• _Given information_:
..........
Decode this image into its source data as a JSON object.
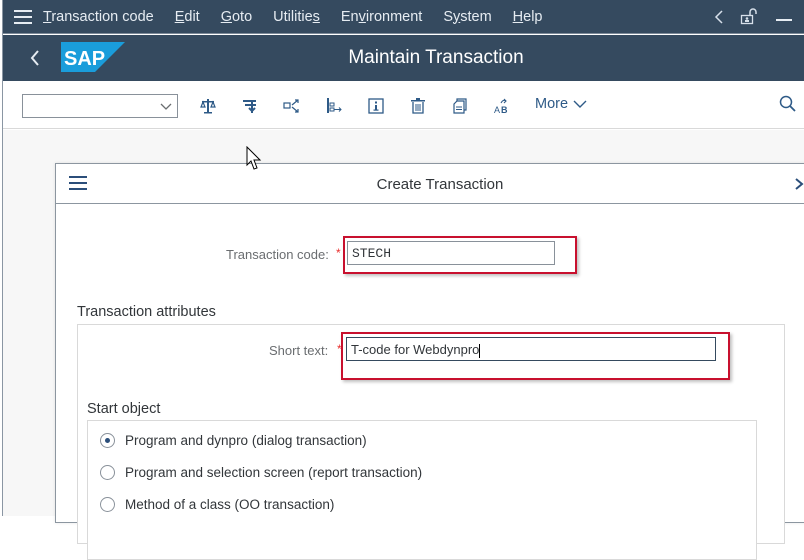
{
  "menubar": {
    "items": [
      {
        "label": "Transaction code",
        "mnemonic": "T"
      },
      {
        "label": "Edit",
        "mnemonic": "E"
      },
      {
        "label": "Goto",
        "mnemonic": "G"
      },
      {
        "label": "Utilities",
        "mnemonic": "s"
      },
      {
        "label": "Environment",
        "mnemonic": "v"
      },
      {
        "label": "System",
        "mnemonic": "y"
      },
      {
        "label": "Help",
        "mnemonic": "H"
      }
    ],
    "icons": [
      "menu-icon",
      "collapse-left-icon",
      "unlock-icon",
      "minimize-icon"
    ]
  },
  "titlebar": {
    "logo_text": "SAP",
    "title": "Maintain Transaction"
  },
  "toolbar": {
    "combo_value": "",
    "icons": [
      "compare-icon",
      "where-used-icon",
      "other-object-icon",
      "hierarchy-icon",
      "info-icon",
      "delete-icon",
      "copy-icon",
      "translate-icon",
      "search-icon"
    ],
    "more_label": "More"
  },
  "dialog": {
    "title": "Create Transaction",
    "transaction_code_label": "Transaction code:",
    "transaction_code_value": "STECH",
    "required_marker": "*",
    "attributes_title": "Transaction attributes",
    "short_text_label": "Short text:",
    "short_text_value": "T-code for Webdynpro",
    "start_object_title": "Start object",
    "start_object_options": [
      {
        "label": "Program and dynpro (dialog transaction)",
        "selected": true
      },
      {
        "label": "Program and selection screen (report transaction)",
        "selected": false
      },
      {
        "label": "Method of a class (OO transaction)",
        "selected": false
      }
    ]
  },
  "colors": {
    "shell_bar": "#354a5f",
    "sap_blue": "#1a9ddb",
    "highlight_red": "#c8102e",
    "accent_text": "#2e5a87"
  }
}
..........
• _Task details_: From the entries, copy out each line containing the word "Program".

• _Task output_:
        "label": "Program and dynpro (dialog transaction)",
        "label": "Program and selection screen (report transaction)",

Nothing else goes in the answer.